> _Given data_
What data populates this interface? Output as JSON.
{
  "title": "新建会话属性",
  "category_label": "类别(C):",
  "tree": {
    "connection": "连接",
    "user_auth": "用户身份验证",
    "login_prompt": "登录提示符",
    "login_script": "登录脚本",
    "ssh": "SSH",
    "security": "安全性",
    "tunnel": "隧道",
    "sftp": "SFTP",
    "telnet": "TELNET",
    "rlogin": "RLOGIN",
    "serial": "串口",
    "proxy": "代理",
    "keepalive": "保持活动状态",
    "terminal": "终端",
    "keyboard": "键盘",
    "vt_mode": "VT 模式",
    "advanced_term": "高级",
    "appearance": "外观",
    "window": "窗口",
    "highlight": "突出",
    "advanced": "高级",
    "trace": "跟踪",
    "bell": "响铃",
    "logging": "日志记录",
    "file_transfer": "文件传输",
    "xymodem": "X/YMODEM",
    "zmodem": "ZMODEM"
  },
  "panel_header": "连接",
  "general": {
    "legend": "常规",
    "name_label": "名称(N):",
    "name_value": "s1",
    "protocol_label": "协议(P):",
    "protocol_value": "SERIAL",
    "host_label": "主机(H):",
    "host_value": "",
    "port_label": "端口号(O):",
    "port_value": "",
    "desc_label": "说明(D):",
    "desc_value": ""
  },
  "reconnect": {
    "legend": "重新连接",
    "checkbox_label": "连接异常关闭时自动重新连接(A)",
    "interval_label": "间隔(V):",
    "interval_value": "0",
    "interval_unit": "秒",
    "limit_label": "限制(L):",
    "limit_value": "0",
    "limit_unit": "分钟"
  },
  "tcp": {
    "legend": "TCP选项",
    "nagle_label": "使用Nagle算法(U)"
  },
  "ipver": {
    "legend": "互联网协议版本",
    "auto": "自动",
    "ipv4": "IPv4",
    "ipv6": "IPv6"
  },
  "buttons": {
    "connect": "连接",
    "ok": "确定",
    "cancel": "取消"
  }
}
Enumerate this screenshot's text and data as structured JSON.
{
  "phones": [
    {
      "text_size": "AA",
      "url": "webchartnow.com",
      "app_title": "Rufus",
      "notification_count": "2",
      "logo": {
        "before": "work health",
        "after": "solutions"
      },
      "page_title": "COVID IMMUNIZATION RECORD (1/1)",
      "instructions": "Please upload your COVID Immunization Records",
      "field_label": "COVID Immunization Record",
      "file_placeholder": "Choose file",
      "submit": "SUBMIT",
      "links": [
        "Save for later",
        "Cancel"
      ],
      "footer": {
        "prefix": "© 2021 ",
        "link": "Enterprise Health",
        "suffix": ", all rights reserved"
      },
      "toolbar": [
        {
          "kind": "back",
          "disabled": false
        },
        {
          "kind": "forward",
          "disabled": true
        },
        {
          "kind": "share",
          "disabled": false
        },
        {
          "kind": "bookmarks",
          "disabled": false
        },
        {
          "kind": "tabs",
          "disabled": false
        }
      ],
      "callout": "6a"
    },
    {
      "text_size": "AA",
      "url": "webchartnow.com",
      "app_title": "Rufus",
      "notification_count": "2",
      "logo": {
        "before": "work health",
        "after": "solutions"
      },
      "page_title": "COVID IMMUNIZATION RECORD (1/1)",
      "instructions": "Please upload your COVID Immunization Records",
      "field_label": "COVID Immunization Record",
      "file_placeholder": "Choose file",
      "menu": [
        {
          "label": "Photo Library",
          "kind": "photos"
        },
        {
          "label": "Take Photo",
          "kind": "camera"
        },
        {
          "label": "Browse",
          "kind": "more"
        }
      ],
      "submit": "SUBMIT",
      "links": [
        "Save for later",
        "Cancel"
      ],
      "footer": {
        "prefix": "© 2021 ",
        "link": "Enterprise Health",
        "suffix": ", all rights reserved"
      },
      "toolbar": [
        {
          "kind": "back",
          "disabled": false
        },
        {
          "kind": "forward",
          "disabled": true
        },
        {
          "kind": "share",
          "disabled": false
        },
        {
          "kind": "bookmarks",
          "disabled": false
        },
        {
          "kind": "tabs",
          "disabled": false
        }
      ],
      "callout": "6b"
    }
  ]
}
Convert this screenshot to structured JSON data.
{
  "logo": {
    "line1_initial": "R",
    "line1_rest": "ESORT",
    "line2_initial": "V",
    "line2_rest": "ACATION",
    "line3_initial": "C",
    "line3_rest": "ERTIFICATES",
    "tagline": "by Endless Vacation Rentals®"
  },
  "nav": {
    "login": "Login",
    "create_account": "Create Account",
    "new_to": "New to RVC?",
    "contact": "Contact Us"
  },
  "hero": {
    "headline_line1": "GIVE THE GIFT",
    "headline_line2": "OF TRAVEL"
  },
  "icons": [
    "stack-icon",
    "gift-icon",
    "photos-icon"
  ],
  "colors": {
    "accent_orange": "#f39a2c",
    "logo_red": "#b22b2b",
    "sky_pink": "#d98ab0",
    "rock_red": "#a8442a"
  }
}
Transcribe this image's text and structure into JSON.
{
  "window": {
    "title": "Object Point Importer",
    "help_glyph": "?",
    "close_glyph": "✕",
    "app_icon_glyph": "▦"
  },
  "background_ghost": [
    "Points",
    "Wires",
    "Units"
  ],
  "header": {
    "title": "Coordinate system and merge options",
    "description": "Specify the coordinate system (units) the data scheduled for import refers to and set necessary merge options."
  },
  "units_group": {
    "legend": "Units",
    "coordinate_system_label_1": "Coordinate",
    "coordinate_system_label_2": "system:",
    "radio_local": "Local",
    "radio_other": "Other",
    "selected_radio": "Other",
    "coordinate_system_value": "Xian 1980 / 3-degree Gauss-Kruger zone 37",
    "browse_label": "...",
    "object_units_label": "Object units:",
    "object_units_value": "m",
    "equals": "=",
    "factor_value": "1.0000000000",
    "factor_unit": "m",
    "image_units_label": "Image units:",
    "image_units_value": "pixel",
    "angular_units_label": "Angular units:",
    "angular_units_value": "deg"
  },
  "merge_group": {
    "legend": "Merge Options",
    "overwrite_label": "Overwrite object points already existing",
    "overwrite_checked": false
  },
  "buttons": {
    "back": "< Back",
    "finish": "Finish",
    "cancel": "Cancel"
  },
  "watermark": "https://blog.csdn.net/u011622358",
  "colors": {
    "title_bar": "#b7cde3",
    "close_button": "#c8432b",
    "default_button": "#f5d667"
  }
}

> _What this task involves_
All of the entries above need to be reproduced exactly.

> _Solution for this problem_
What data populates this interface? Output as JSON.
{
  "title": "新建会话属性",
  "category_label": "类别(C):",
  "tree": {
    "connection": "连接",
    "user_auth": "用户身份验证",
    "login_prompt": "登录提示符",
    "login_script": "登录脚本",
    "ssh": "SSH",
    "security": "安全性",
    "tunnel": "隧道",
    "sftp": "SFTP",
    "telnet": "TELNET",
    "rlogin": "RLOGIN",
    "serial": "串口",
    "proxy": "代理",
    "keepalive": "保持活动状态",
    "terminal": "终端",
    "keyboard": "键盘",
    "vt_mode": "VT 模式",
    "advanced_term": "高级",
    "appearance": "外观",
    "window": "窗口",
    "highlight": "突出",
    "advanced": "高级",
    "trace": "跟踪",
    "bell": "响铃",
    "logging": "日志记录",
    "file_transfer": "文件传输",
    "xymodem": "X/YMODEM",
    "zmodem": "ZMODEM"
  },
  "panel_header": "连接",
  "general": {
    "legend": "常规",
    "name_label": "名称(N):",
    "name_value": "s1",
    "protocol_label": "协议(P):",
    "protocol_value": "SERIAL",
    "host_label": "主机(H):",
    "host_value": "",
    "port_label": "端口号(O):",
    "port_value": "",
    "desc_label": "说明(D):",
    "desc_value": ""
  },
  "reconnect": {
    "legend": "重新连接",
    "checkbox_label": "连接异常关闭时自动重新连接(A)",
    "interval_label": "间隔(V):",
    "interval_value": "0",
    "interval_unit": "秒",
    "limit_label": "限制(L):",
    "limit_value": "0",
    "limit_unit": "分钟"
  },
  "tcp": {
    "legend": "TCP选项",
    "nagle_label": "使用Nagle算法(U)"
  },
  "ipver": {
    "legend": "互联网协议版本",
    "auto": "自动",
    "ipv4": "IPv4",
    "ipv6": "IPv6"
  },
  "buttons": {
    "connect": "连接",
    "ok": "确定",
    "cancel": "取消"
  }
}
Enumerate this screenshot's text and data as structured JSON.
{
  "phones": [
    {
      "text_size": "AA",
      "url": "webchartnow.com",
      "app_title": "Rufus",
      "notification_count": "2",
      "logo": {
        "before": "work health",
        "after": "solutions"
      },
      "page_title": "COVID IMMUNIZATION RECORD (1/1)",
      "instructions": "Please upload your COVID Immunization Records",
      "field_label": "COVID Immunization Record",
      "file_placeholder": "Choose file",
      "submit": "SUBMIT",
      "links": [
        "Save for later",
        "Cancel"
      ],
      "footer": {
        "prefix": "© 2021 ",
        "link": "Enterprise Health",
        "suffix": ", all rights reserved"
      },
      "toolbar": [
        {
          "kind": "back",
          "disabled": false
        },
        {
          "kind": "forward",
          "disabled": true
        },
        {
          "kind": "share",
          "disabled": false
        },
        {
          "kind": "bookmarks",
          "disabled": false
        },
        {
          "kind": "tabs",
          "disabled": false
        }
      ],
      "callout": "6a"
    },
    {
      "text_size": "AA",
      "url": "webchartnow.com",
      "app_title": "Rufus",
      "notification_count": "2",
      "logo": {
        "before": "work health",
        "after": "solutions"
      },
      "page_title": "COVID IMMUNIZATION RECORD (1/1)",
      "instructions": "Please upload your COVID Immunization Records",
      "field_label": "COVID Immunization Record",
      "file_placeholder": "Choose file",
      "menu": [
        {
          "label": "Photo Library",
          "kind": "photos"
        },
        {
          "label": "Take Photo",
          "kind": "camera"
        },
        {
          "label": "Browse",
          "kind": "more"
        }
      ],
      "submit": "SUBMIT",
      "links": [
        "Save for later",
        "Cancel"
      ],
      "footer": {
        "prefix": "© 2021 ",
        "link": "Enterprise Health",
        "suffix": ", all rights reserved"
      },
      "toolbar": [
        {
          "kind": "back",
          "disabled": false
        },
        {
          "kind": "forward",
          "disabled": true
        },
        {
          "kind": "share",
          "disabled": false
        },
        {
          "kind": "bookmarks",
          "disabled": false
        },
        {
          "kind": "tabs",
          "disabled": false
        }
      ],
      "callout": "6b"
    }
  ]
}
Convert this screenshot to structured JSON data.
{
  "logo": {
    "line1_initial": "R",
    "line1_rest": "ESORT",
    "line2_initial": "V",
    "line2_rest": "ACATION",
    "line3_initial": "C",
    "line3_rest": "ERTIFICATES",
    "tagline": "by Endless Vacation Rentals®"
  },
  "nav": {
    "login": "Login",
    "create_account": "Create Account",
    "new_to": "New to RVC?",
    "contact": "Contact Us"
  },
  "hero": {
    "headline_line1": "GIVE THE GIFT",
    "headline_line2": "OF TRAVEL"
  },
  "icons": [
    "stack-icon",
    "gift-icon",
    "photos-icon"
  ],
  "colors": {
    "accent_orange": "#f39a2c",
    "logo_red": "#b22b2b",
    "sky_pink": "#d98ab0",
    "rock_red": "#a8442a"
  }
}
Transcribe this image's text and structure into JSON.
{
  "window": {
    "title": "Object Point Importer",
    "help_glyph": "?",
    "close_glyph": "✕",
    "app_icon_glyph": "▦"
  },
  "background_ghost": [
    "Points",
    "Wires",
    "Units"
  ],
  "header": {
    "title": "Coordinate system and merge options",
    "description": "Specify the coordinate system (units) the data scheduled for import refers to and set necessary merge options."
  },
  "units_group": {
    "legend": "Units",
    "coordinate_system_label_1": "Coordinate",
    "coordinate_system_label_2": "system:",
    "radio_local": "Local",
    "radio_other": "Other",
    "selected_radio": "Other",
    "coordinate_system_value": "Xian 1980 / 3-degree Gauss-Kruger zone 37",
    "browse_label": "...",
    "object_units_label": "Object units:",
    "object_units_value": "m",
    "equals": "=",
    "factor_value": "1.0000000000",
    "factor_unit": "m",
    "image_units_label": "Image units:",
    "image_units_value": "pixel",
    "angular_units_label": "Angular units:",
    "angular_units_value": "deg"
  },
  "merge_group": {
    "legend": "Merge Options",
    "overwrite_label": "Overwrite object points already existing",
    "overwrite_checked": false
  },
  "buttons": {
    "back": "< Back",
    "finish": "Finish",
    "cancel": "Cancel"
  },
  "watermark": "https://blog.csdn.net/u011622358",
  "colors": {
    "title_bar": "#b7cde3",
    "close_button": "#c8432b",
    "default_button": "#f5d667"
  }
}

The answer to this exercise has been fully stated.